Written task 1 »
Can you shorten the paragraph in the cycling passage that begins "Still, if those two were left alone" into a bulleted list that keeps its main facts?
Written task 2 »
Could you carry on the cycling passage from its last sentence, keeping its subject and tone?

Document excerpt »
□ □ □ □ □

Still, if those two were left alone, the one riding the majority of time in the opponent's wind shade would prevail. But yes, you guessed correctly: these 100 guys behind them shouldn't exactly be forgotten! But what exactly are they doing to catch the escapees? Well, the team interested in pursuing the break-away usually forms a so-called train. The helpers of the big guys spend all their energy to catch the riders in front, or at least to bring their captains closer, so that they can counterattack. Of course deciding to add +1 (for free) to the peloton roll every fifth turn does not exactly translate to this concept.

□ □ □ □ □

Data excerpts »

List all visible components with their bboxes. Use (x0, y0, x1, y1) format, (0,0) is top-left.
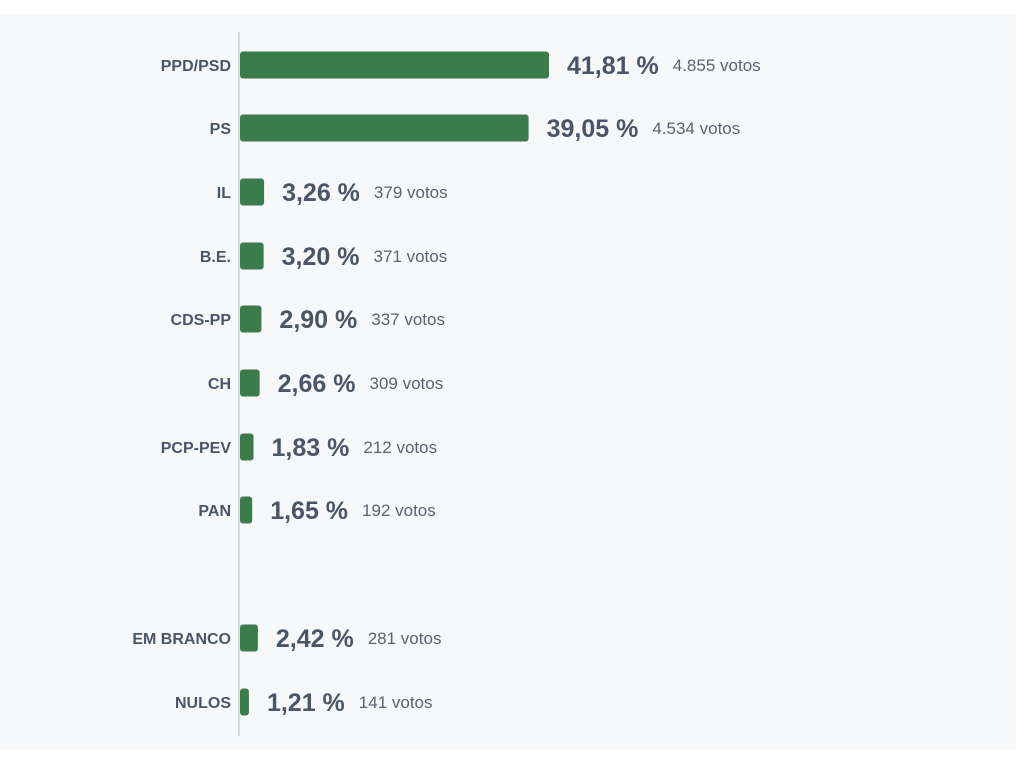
bar-b-e (240, 242, 264, 270)
category-label-pcp-pev: PCP-PEV (161, 440, 232, 457)
bar-cds-pp (240, 305, 262, 333)
bar-ppd-psd (240, 51, 549, 79)
bar-row-nulos: NULOS 1,21 % 141 votos (175, 688, 433, 717)
votes-label-cds-pp: 337 votos (371, 310, 445, 329)
votes-label-ppd-psd: 4.855 votos (673, 56, 761, 75)
category-label-ch: CH (208, 376, 231, 393)
bar-row-pcp-pev: PCP-PEV 1,83 % 212 votos (161, 433, 437, 462)
bar-il (240, 178, 265, 206)
category-label-ppd-psd: PPD/PSD (161, 58, 231, 75)
bar-row-b-e: B.E. 3,20 % 371 votos (200, 242, 447, 271)
category-label-em-branco: EM BRANCO (132, 631, 231, 648)
votes-label-b-e: 371 votos (373, 247, 447, 266)
percent-label-cds-pp: 2,90 % (279, 306, 357, 334)
results-chart-panel: PPD/PSD 41,81 % 4.855 votos PS 39,05 % 4.534 … (0, 14, 1016, 750)
votes-label-ch: 309 votos (370, 374, 444, 393)
percent-label-ppd-psd: 41,81 % (567, 52, 659, 80)
percent-label-pcp-pev: 1,83 % (272, 434, 350, 462)
category-label-pan: PAN (198, 503, 231, 520)
percent-label-em-branco: 2,42 % (276, 625, 354, 653)
percent-label-nulos: 1,21 % (267, 689, 345, 717)
bar-nulos (240, 688, 249, 716)
category-label-il: IL (217, 185, 231, 202)
bar-row-ppd-psd: PPD/PSD 41,81 % 4.855 votos (161, 51, 761, 80)
bar-pcp-pev (240, 433, 254, 461)
votes-label-nulos: 141 votos (359, 693, 433, 712)
percent-label-pan: 1,65 % (270, 497, 348, 525)
votes-label-ps: 4.534 votos (652, 119, 740, 138)
bar-row-ch: CH 2,66 % 309 votos (208, 369, 444, 398)
category-label-b-e: B.E. (200, 249, 231, 266)
category-label-ps: PS (210, 121, 232, 138)
category-label-cds-pp: CDS-PP (171, 312, 232, 329)
bar-ch (240, 369, 260, 397)
bar-ps (240, 114, 529, 142)
bar-row-em-branco: EM BRANCO 2,42 % 281 votos (132, 624, 442, 653)
percent-label-il: 3,26 % (282, 179, 360, 207)
bar-pan (240, 496, 253, 524)
bar-em-branco (240, 624, 258, 652)
bar-row-ps: PS 39,05 % 4.534 votos (210, 114, 740, 143)
votes-label-pan: 192 votos (362, 501, 436, 520)
results-bar-chart: PPD/PSD 41,81 % 4.855 votos PS 39,05 % 4.534 … (132, 32, 761, 736)
bar-row-cds-pp: CDS-PP 2,90 % 337 votos (171, 305, 445, 334)
percent-label-b-e: 3,20 % (282, 243, 360, 271)
percent-label-ps: 39,05 % (547, 115, 639, 143)
bar-row-il: IL 3,26 % 379 votos (217, 178, 448, 207)
bar-row-pan: PAN 1,65 % 192 votos (198, 496, 436, 525)
percent-label-ch: 2,66 % (278, 370, 356, 398)
votes-label-pcp-pev: 212 votos (363, 438, 437, 457)
bar-rows: PPD/PSD 41,81 % 4.855 votos PS 39,05 % 4.534 … (132, 51, 761, 717)
votes-label-il: 379 votos (374, 183, 448, 202)
category-label-nulos: NULOS (175, 695, 231, 712)
votes-label-em-branco: 281 votos (368, 629, 442, 648)
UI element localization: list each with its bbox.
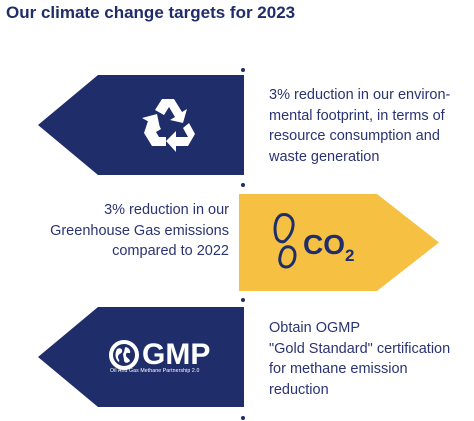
globe-icon [109,340,139,370]
ogmp-logo-text: GMP [142,338,211,371]
timeline-dot [241,68,245,72]
ogmp-logo: GMP Oil And Gas Methane Partnership 2.0 [108,338,230,376]
page-title: Our climate change targets for 2023 [6,3,296,22]
target-description-3: Obtain OGMP "Gold Standard" certificatio… [269,320,451,398]
target-description-2: 3% reduction in our Greenhouse Gas emiss… [50,202,229,259]
timeline-dot [241,416,245,420]
ogmp-logo-tagline: Oil And Gas Methane Partnership 2.0 [110,368,200,374]
footprint-icon [272,212,302,275]
timeline-dot [241,183,245,187]
target-arrow-3 [38,307,244,407]
timeline-dot [241,298,245,302]
target-description-1: 3% reduction in our environ- mental foot… [269,87,451,165]
target-arrow-1 [38,75,244,175]
co2-badge: CO2 [303,229,355,265]
recycle-icon [138,93,200,160]
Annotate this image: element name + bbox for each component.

□ □ □ □ □

Expected answer 1 »
- Left to themselves, the two escapees would be separated by who spends more time in the other's wind shade.
- The roughly 100 riders behind them still matter.
- A team that wants to chase the breakaway usually forms a "train."
- The big riders' helpers use all their energy to catch the leaders, or at least to bring their captains close enough to counterattack.
- Adding a free +1 to the peloton roll every fifth turn doesn't really capture this.

Expected answer 2 »
This is where Leader 2 steps in again
In the picture above you see all 9 members of the CSC team forming a train. The six in front (known as helpers, domestiques, or Wasserträger) are wasting lots of energy, while protecting their leader (in yellow), their climber and their best rouleur (the two behind the leader). Also, one of them has to go back to the team car and provide the whole team with fresh beverages every now an then, as illustrated here by Matthias Kessler from T-Mobile:



To simulate the presence of your helpers, Leader 2 introduces the concept of Team Pursuit Points (TPPs). Before the race, every team is given a certain amount of TPPs, depending on their strength and the race profile. When the peloton token reaches you, you can decide to form a train (keep the token), and pursue the break-away in a steady pace (maximum peloton movement is 6), while your teammates lose their energy (i.e. TPPs diminish) gradually. The more teams are interested in pursuing, the longer this steady pace can be sustained. And since your pool of TPPs is limited, choosing when and how many to spend is a tactical decision, just like the teams decide in real life which escapees are dangerous enough to be pursued.

The two additions described above (new skills and TPPs) are the cornerstones of Leader 2. You are free to stop there, or pick from plenty of other ideas we found useful to make the game both realistic and playable, like energy consumption tuning (less overall energy, more spent in long breakaways, more spent by rouleurs in high mountains), cancellation of blocking, limitation of the number of attackers etc.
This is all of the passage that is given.